* [Pasaje]

Miramos como el horror se apodera del rostro de Jaime al comprarle a Black Jack que su amada jamás le perdonará lo que no es más que una respuesta física, tan incontrolable como el hipo y el hambre. O la sed.
El DIABLO ENTRE NOSOTROS. El triunfo de Randall se convierte en el infierno de Jaime y la derrota de Claire en un climax emocional magistralmente narrado por Ronald D. Moore en "The redemption of a man's soul".
Al final, como en "Más allá de los sueños" (1999 ), se nos recuerda que el infierno sólo es posible si permanecemos solos por lo que el pedido de Claire a su esposo de que la mate si insiste en dejarse morir re-escribe con éxito el mito de Orfeo.
Pero, ¿este resultado nos permite intentar sentir empatía por Randall? ¿Como Claire, debemos preguntarnos si él sería quién es si no hubiese tenido que vivir los rigores del combate? O, por el contrario, ¿las guerras acoso nos libran de que estos monstruos habiten y depreden alrededor de nosotros? ¿Son los asesinos en serie, los capos y los azotes de barrio los Black Jacks de los tiempos de paz?
Antes de morir en Culloden, nos muestran a un Jonathan Randall que es capaz de sentir amor por su hermano y que - casi - intenta ser decente con quien debió ser su cuñada pero que, para resguardarla, se convirtió en su viuda.
Pero todo en él es bizarro. El furioso dolor sin lágrimas de una máscara inexpresiva que golpea el cuerpo que recién era su hermano nos retratan su incapacidad de expresar amor como cualquiera.
STALIN, HITLER, FIDEL. La historia de Black Jack Randall también nos deja una última duda: ¿es él la consecuencia lógica de la búsqueda de sumisión de los ejércitos de ocupación de todos los lugares y tiempos?
¿O acaso su conducta es la validación de Zimbardo de que, en las condiciones de permisividad correctas, todos podemos ser y actuar como monstrous?
Eso, sin duda, explicaría la maldad y distanciamiento emocional que suelen destilar esas "invasiones endógenas" que el mundo acostumbra a denominar como dictaduras.
Pues, si bien el mantenerse en el poder explica (¿lo hace?) que los tiranos estén dispuestos a someter de cualquier forma a sus naciones, las mativaciones de quienes - como Randall - EJECUTAN el cómo (y a sus connacionales) son, por fuerza, más personales: su propio poder, prestigio, seguridad o placer. Su propio Lucifer.
Esto coloca al personaje de Gabaldón, de Moore y, sobre todo, de Menzies como la encarnación del gorilismo del siglo XXI: el que no se hace para construir imperios que "mejoren" al mundo. Ese que, aunque se haga en nombre de una ideología o gentilicio tiene en realidad los mismos motivos avaros y criminales que los de las maras centroamericanas o las mafias de todas las nacionalidades.

* [Listado]
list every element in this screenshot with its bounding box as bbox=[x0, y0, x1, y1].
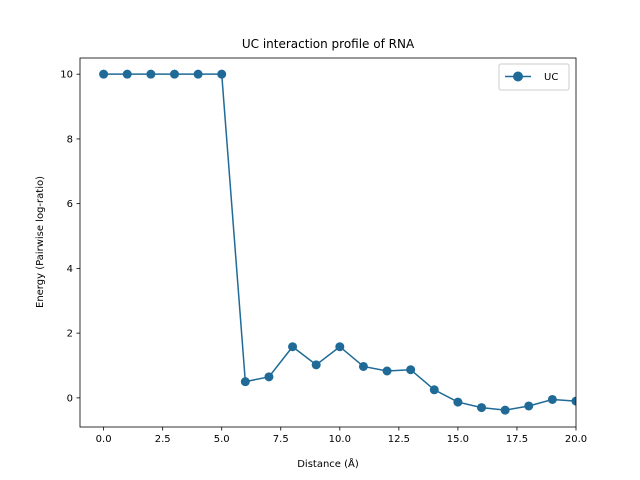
x-tick-label: 5.0 bbox=[214, 434, 230, 445]
data-point bbox=[311, 360, 321, 370]
data-point bbox=[429, 385, 439, 395]
data-point bbox=[99, 69, 109, 79]
data-point bbox=[335, 342, 345, 352]
data-point bbox=[240, 377, 250, 387]
y-axis: 0 2 4 6 8 10 bbox=[60, 70, 80, 404]
x-tick-label: 20.0 bbox=[565, 434, 587, 445]
data-point bbox=[524, 401, 534, 411]
x-tick-label: 17.5 bbox=[506, 434, 528, 445]
x-tick-label: 0.0 bbox=[96, 434, 112, 445]
chart-title: UC interaction profile of RNA bbox=[242, 37, 415, 51]
y-tick-label: 2 bbox=[67, 329, 73, 340]
y-axis-label: Energy (Pairwise log-ratio) bbox=[35, 176, 46, 308]
legend-frame bbox=[498, 63, 570, 91]
data-point bbox=[453, 397, 463, 407]
y-tick-label: 10 bbox=[60, 70, 73, 81]
data-point bbox=[358, 361, 368, 371]
x-tick-label: 15.0 bbox=[447, 434, 469, 445]
x-tick-label: 12.5 bbox=[388, 434, 410, 445]
y-tick-label: 6 bbox=[67, 199, 73, 210]
x-tick-label: 2.5 bbox=[155, 434, 171, 445]
data-point bbox=[547, 394, 557, 404]
data-point bbox=[217, 69, 227, 79]
x-tick-label: 7.5 bbox=[273, 434, 289, 445]
data-point bbox=[193, 69, 203, 79]
plot-area bbox=[79, 57, 577, 428]
data-point bbox=[122, 69, 132, 79]
y-tick-label: 0 bbox=[67, 393, 73, 404]
x-tick-label: 10.0 bbox=[329, 434, 351, 445]
legend-marker bbox=[513, 71, 523, 82]
plot-frame bbox=[79, 57, 577, 428]
data-point bbox=[500, 405, 510, 415]
data-point bbox=[264, 372, 274, 382]
data-point bbox=[406, 365, 416, 375]
y-tick-label: 8 bbox=[67, 134, 73, 145]
data-point bbox=[169, 69, 179, 79]
x-axis: 0.0 2.5 5.0 7.5 10.0 12.5 15.0 17.5 20.0 bbox=[96, 427, 587, 445]
legend-entry-uc: UC bbox=[544, 72, 558, 83]
series-line bbox=[103, 73, 576, 411]
legend: UC bbox=[498, 63, 570, 91]
y-tick-label: 4 bbox=[67, 264, 73, 275]
data-point bbox=[571, 396, 576, 406]
series-uc bbox=[99, 69, 576, 415]
data-point bbox=[146, 69, 156, 79]
data-point bbox=[477, 403, 487, 413]
data-point bbox=[382, 366, 392, 376]
x-axis-label: Distance (Å) bbox=[297, 457, 359, 470]
data-point bbox=[288, 342, 298, 352]
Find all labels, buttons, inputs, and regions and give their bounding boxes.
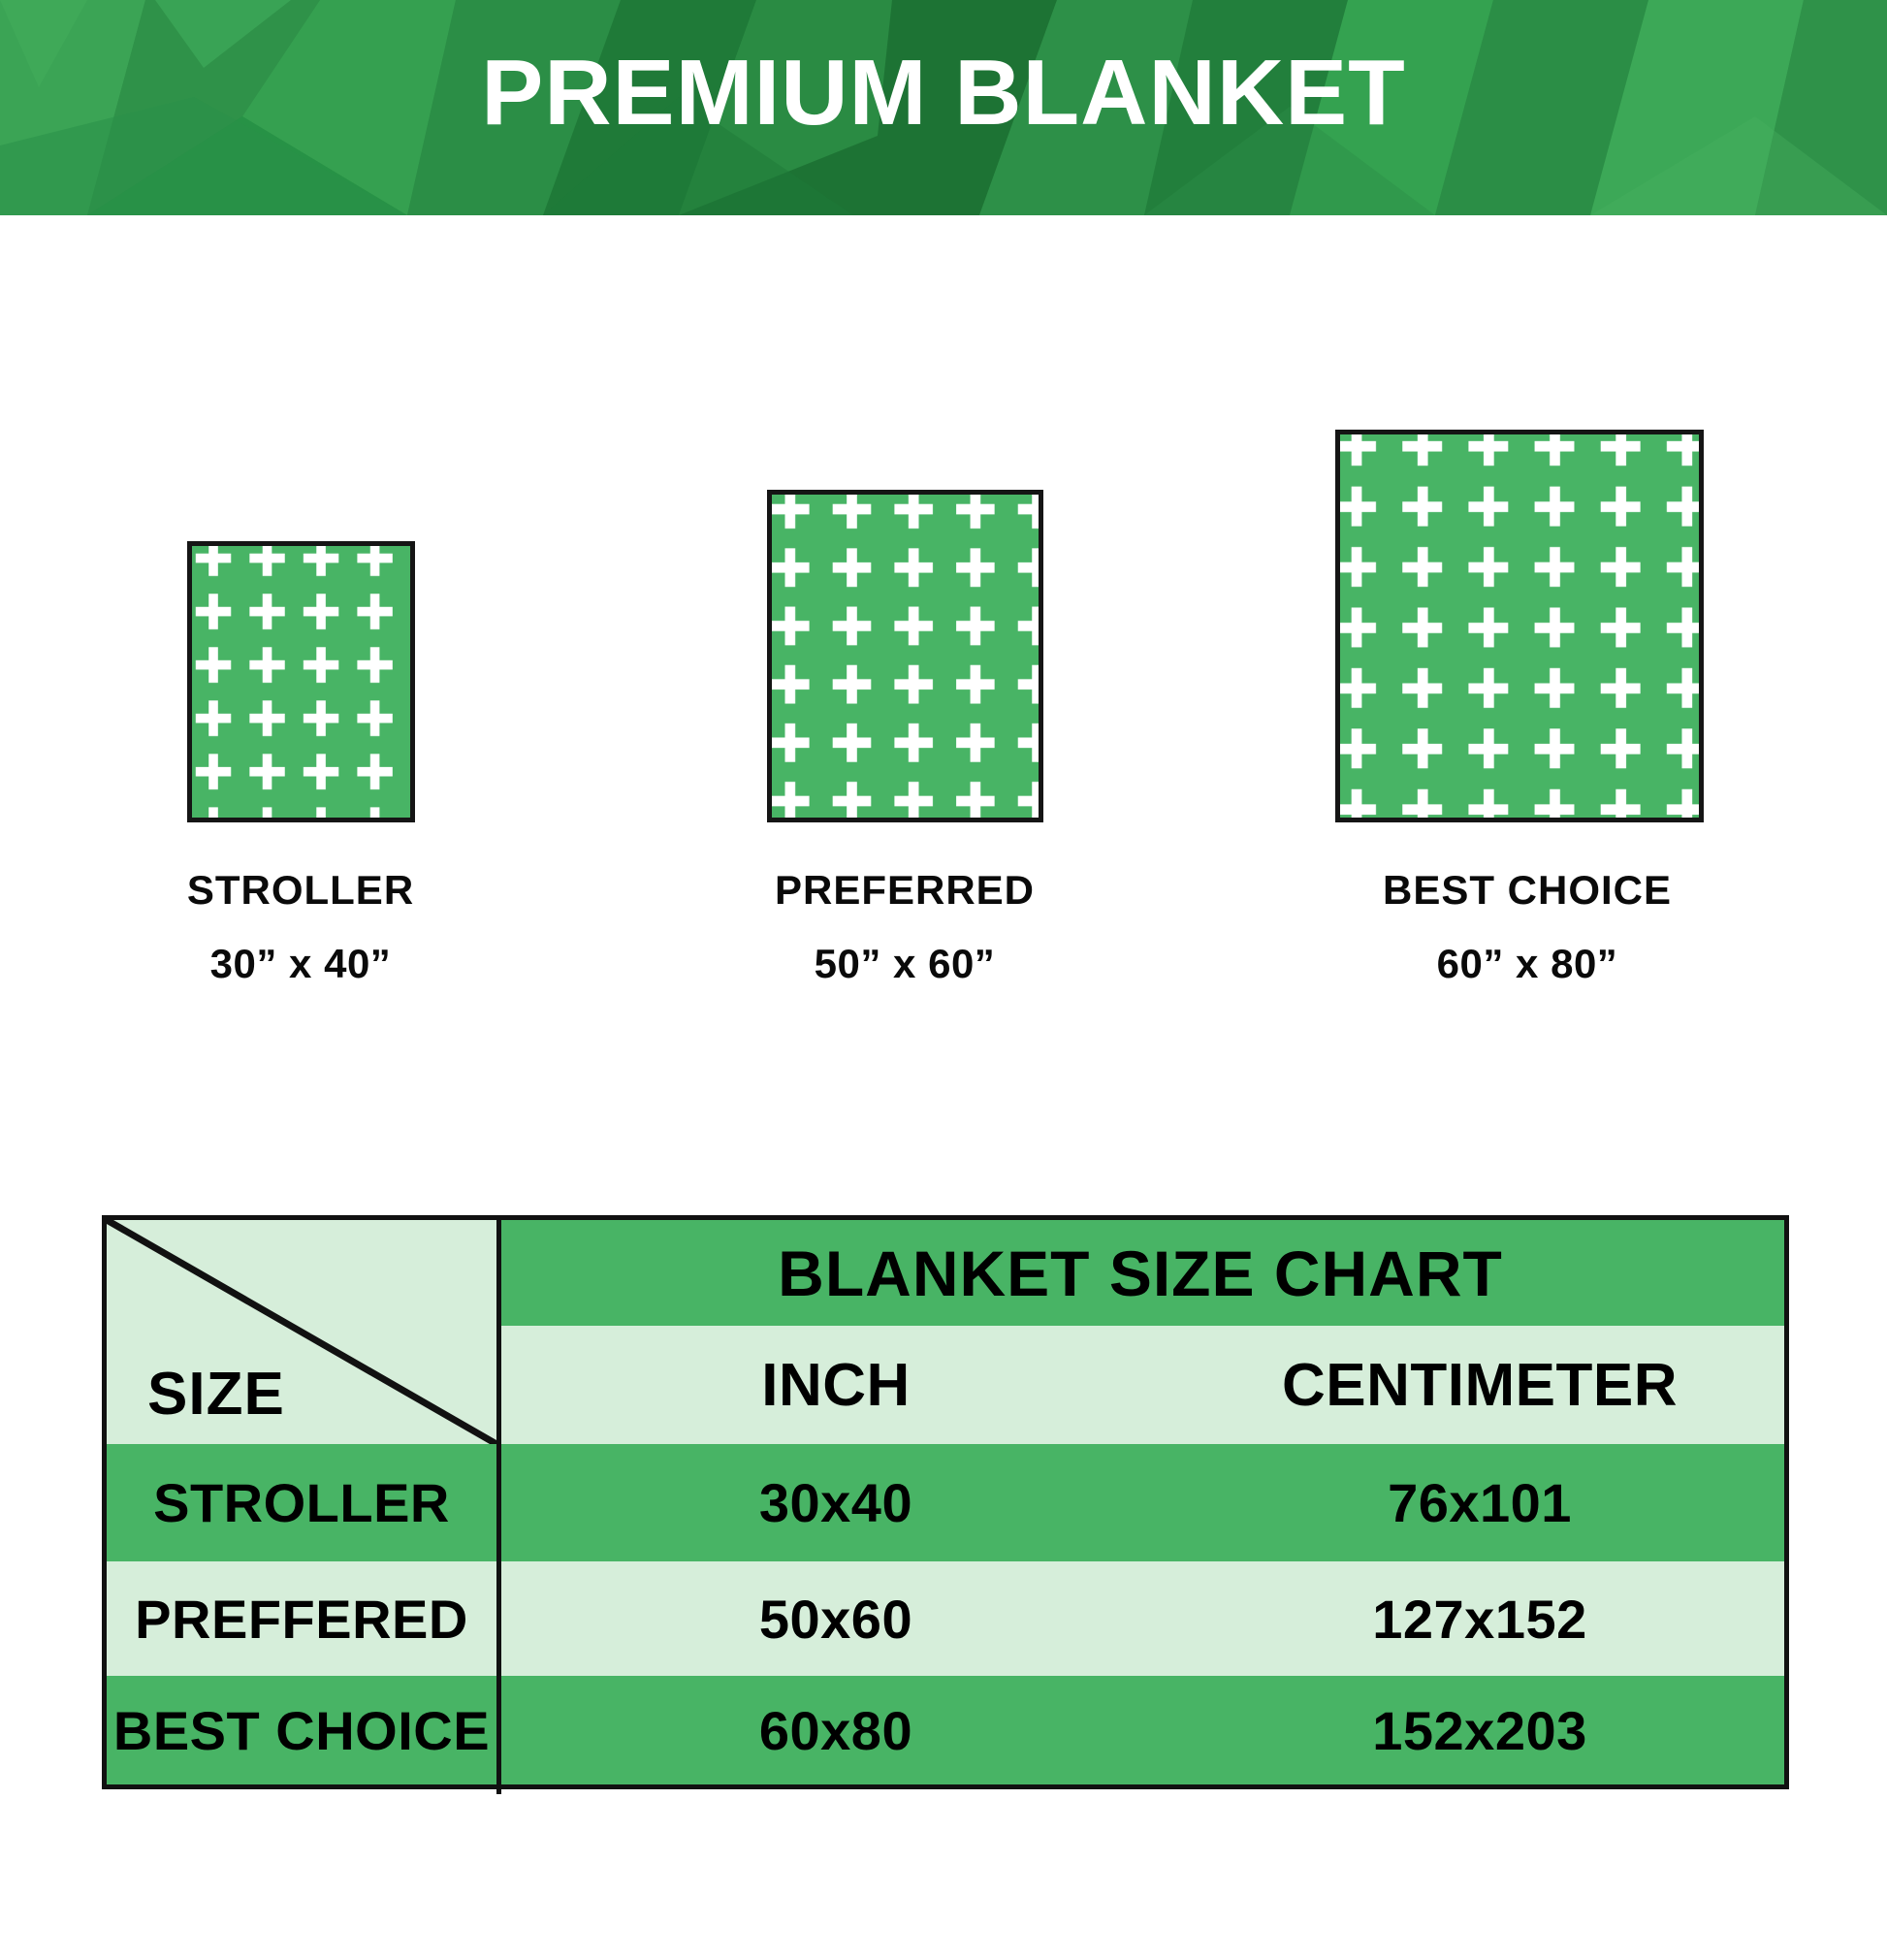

* [Instrucciones] Según el pasaje, ¿qué le pide Claire a su esposo en caso de que él insista en dejarse morir?

* [Tarea resuelta] Le pide que la mate.